> _SUPPLIED MATERIAL_:
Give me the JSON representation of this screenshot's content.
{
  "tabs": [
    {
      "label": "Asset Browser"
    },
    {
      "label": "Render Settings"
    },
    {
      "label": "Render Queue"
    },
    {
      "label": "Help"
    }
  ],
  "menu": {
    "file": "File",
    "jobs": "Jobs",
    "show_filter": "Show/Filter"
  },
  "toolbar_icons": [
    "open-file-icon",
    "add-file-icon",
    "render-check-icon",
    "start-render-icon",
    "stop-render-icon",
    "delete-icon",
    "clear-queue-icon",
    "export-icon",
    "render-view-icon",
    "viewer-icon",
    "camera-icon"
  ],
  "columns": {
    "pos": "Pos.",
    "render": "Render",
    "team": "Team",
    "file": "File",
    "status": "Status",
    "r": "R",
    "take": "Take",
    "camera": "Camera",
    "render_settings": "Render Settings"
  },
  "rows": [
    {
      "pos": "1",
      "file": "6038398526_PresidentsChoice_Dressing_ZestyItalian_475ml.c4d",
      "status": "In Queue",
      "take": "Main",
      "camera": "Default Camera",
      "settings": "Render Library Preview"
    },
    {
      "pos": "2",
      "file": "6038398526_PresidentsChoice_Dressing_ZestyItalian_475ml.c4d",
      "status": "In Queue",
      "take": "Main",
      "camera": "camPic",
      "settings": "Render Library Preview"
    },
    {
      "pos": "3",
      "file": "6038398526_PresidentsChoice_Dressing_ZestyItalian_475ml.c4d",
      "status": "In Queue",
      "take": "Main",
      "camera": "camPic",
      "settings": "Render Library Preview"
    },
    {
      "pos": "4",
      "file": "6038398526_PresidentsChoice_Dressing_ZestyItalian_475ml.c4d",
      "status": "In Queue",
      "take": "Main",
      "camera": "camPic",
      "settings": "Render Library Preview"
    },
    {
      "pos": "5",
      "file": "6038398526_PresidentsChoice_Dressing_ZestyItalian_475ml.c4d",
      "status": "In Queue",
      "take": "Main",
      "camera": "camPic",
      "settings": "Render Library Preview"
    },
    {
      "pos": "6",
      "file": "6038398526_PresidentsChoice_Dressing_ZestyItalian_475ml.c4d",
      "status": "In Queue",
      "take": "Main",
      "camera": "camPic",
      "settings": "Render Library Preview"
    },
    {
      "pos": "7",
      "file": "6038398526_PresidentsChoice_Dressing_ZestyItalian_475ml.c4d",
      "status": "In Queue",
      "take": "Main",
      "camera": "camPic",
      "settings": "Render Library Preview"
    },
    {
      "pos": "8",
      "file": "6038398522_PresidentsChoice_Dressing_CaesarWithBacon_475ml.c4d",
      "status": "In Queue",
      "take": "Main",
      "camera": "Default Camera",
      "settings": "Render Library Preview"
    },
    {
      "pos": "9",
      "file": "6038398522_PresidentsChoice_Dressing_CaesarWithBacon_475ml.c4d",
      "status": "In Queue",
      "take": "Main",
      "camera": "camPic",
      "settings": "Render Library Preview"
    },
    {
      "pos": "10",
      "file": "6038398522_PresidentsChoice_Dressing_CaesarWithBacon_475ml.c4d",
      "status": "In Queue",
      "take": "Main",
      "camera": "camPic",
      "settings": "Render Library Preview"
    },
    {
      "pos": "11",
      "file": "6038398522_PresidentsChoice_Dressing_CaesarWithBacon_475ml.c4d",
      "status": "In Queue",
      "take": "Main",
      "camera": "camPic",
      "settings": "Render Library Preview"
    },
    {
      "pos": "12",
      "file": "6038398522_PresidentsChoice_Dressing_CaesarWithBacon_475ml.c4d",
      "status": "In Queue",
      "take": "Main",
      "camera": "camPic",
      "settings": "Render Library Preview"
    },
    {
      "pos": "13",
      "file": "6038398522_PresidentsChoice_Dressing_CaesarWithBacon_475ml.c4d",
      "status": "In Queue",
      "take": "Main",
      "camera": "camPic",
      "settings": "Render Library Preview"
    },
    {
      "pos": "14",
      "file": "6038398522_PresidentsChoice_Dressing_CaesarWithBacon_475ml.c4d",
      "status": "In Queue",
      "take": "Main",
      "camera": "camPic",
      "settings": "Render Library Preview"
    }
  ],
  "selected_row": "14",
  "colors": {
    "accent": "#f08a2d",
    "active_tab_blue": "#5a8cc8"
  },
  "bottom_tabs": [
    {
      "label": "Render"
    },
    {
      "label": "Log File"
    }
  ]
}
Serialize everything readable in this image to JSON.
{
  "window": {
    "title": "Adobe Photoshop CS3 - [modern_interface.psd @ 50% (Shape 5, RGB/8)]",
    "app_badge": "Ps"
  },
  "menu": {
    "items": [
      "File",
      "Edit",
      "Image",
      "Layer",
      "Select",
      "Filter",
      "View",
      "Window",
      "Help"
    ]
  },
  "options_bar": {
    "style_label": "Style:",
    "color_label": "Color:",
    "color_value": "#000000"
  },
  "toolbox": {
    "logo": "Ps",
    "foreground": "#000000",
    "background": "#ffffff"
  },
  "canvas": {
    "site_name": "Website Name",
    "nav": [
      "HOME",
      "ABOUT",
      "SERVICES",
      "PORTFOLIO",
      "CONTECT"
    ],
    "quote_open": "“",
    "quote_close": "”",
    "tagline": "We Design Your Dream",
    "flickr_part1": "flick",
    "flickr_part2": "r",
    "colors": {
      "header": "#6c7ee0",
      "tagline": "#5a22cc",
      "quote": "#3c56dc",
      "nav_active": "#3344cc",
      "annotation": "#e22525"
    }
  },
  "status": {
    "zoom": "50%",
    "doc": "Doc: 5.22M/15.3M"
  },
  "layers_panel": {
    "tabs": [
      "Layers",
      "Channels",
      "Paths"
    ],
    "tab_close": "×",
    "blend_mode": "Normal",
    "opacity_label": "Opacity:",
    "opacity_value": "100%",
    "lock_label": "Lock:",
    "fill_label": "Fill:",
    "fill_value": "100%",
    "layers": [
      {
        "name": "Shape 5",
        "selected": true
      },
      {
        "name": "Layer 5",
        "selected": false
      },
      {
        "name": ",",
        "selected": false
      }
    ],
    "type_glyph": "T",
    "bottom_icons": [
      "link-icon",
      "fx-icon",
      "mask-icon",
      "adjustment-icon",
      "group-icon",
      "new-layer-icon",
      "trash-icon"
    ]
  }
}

> _TASK REQUIREMENTS_:
From the listing above, find the number of lines with the word "JSON" in them. Answer with the number only.

> _FULL OUTPUT_:
2